### To be done
Each line should be copied exactly.

### Records supplied
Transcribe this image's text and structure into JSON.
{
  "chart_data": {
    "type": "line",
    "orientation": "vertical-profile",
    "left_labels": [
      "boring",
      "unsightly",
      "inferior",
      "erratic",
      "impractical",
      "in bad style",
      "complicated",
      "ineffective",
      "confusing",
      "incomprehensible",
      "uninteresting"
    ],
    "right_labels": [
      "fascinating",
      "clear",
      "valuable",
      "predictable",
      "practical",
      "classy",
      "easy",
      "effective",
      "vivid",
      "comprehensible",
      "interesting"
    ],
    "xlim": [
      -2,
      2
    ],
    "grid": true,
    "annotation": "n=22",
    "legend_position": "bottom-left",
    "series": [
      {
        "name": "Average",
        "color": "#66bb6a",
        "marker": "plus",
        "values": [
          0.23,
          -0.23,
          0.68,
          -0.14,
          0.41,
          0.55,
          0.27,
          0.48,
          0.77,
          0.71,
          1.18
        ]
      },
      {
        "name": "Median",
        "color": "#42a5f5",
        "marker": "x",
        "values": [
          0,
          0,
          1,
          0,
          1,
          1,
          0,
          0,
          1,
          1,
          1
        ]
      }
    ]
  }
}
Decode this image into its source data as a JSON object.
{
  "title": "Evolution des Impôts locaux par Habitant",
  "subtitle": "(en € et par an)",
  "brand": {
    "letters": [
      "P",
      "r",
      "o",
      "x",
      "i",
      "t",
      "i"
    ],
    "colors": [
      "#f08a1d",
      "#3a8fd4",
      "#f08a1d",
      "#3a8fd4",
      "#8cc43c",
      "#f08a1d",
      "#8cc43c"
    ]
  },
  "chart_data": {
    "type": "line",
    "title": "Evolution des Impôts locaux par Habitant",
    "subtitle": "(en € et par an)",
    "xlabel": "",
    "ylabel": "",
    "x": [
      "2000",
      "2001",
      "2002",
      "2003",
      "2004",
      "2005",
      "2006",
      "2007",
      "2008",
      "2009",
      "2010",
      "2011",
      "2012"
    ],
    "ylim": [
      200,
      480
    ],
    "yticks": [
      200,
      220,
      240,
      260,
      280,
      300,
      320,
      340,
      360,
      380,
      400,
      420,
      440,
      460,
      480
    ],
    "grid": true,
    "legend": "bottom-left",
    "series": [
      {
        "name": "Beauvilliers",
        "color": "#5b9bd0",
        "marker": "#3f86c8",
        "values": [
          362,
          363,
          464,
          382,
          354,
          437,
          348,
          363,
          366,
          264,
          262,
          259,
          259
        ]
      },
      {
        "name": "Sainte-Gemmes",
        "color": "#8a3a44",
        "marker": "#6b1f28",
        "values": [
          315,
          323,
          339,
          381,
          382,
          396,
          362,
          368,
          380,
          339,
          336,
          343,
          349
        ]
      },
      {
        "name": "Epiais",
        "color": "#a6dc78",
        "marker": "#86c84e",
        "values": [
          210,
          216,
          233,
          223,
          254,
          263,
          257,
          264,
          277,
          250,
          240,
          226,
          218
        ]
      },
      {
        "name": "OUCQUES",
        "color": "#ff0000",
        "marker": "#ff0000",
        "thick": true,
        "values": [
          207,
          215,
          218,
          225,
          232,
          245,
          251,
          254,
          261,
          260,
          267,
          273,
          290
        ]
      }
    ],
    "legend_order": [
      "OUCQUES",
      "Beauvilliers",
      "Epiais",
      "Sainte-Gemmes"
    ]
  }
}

### Written answer
Transcribe this image's text and structure into JSON.
{
  "chart_data": {
    "type": "line",
    "orientation": "vertical-profile",
    "left_labels": [
      "boring",
      "unsightly",
      "inferior",
      "erratic",
      "impractical",
      "in bad style",
      "complicated",
      "ineffective",
      "confusing",
      "incomprehensible",
      "uninteresting"
    ],
    "right_labels": [
      "fascinating",
      "clear",
      "valuable",
      "predictable",
      "practical",
      "classy",
      "easy",
      "effective",
      "vivid",
      "comprehensible",
      "interesting"
    ],
    "xlim": [
      -2,
      2
    ],
    "grid": true,
    "annotation": "n=22",
    "legend_position": "bottom-left",
    "series": [
      {
        "name": "Average",
        "color": "#66bb6a",
        "marker": "plus",
        "values": [
          0.23,
          -0.23,
          0.68,
          -0.14,
          0.41,
          0.55,
          0.27,
          0.48,
          0.77,
          0.71,
          1.18
        ]
      },
      {
        "name": "Median",
        "color": "#42a5f5",
        "marker": "x",
        "values": [
          0,
          0,
          1,
          0,
          1,
          1,
          0,
          0,
          1,
          1,
          1
        ]
      }
    ]
  }
}
Decode this image into its source data as a JSON object.
{
  "title": "Evolution des Impôts locaux par Habitant",
  "subtitle": "(en € et par an)",
  "brand": {
    "letters": [
      "P",
      "r",
      "o",
      "x",
      "i",
      "t",
      "i"
    ],
    "colors": [
      "#f08a1d",
      "#3a8fd4",
      "#f08a1d",
      "#3a8fd4",
      "#8cc43c",
      "#f08a1d",
      "#8cc43c"
    ]
  },
  "chart_data": {
    "type": "line",
    "title": "Evolution des Impôts locaux par Habitant",
    "subtitle": "(en € et par an)",
    "xlabel": "",
    "ylabel": "",
    "x": [
      "2000",
      "2001",
      "2002",
      "2003",
      "2004",
      "2005",
      "2006",
      "2007",
      "2008",
      "2009",
      "2010",
      "2011",
      "2012"
    ],
    "ylim": [
      200,
      480
    ],
    "yticks": [
      200,
      220,
      240,
      260,
      280,
      300,
      320,
      340,
      360,
      380,
      400,
      420,
      440,
      460,
      480
    ],
    "grid": true,
    "legend": "bottom-left",
    "series": [
      {
        "name": "Beauvilliers",
        "color": "#5b9bd0",
        "marker": "#3f86c8",
        "values": [
          362,
          363,
          464,
          382,
          354,
          437,
          348,
          363,
          366,
          264,
          262,
          259,
          259
        ]
      },
      {
        "name": "Sainte-Gemmes",
        "color": "#8a3a44",
        "marker": "#6b1f28",
        "values": [
          315,
          323,
          339,
          381,
          382,
          396,
          362,
          368,
          380,
          339,
          336,
          343,
          349
        ]
      },
      {
        "name": "Epiais",
        "color": "#a6dc78",
        "marker": "#86c84e",
        "values": [
          210,
          216,
          233,
          223,
          254,
          263,
          257,
          264,
          277,
          250,
          240,
          226,
          218
        ]
      },
      {
        "name": "OUCQUES",
        "color": "#ff0000",
        "marker": "#ff0000",
        "thick": true,
        "values": [
          207,
          215,
          218,
          225,
          232,
          245,
          251,
          254,
          261,
          260,
          267,
          273,
          290
        ]
      }
    ],
    "legend_order": [
      "OUCQUES",
      "Beauvilliers",
      "Epiais",
      "Sainte-Gemmes"
    ]
  }
}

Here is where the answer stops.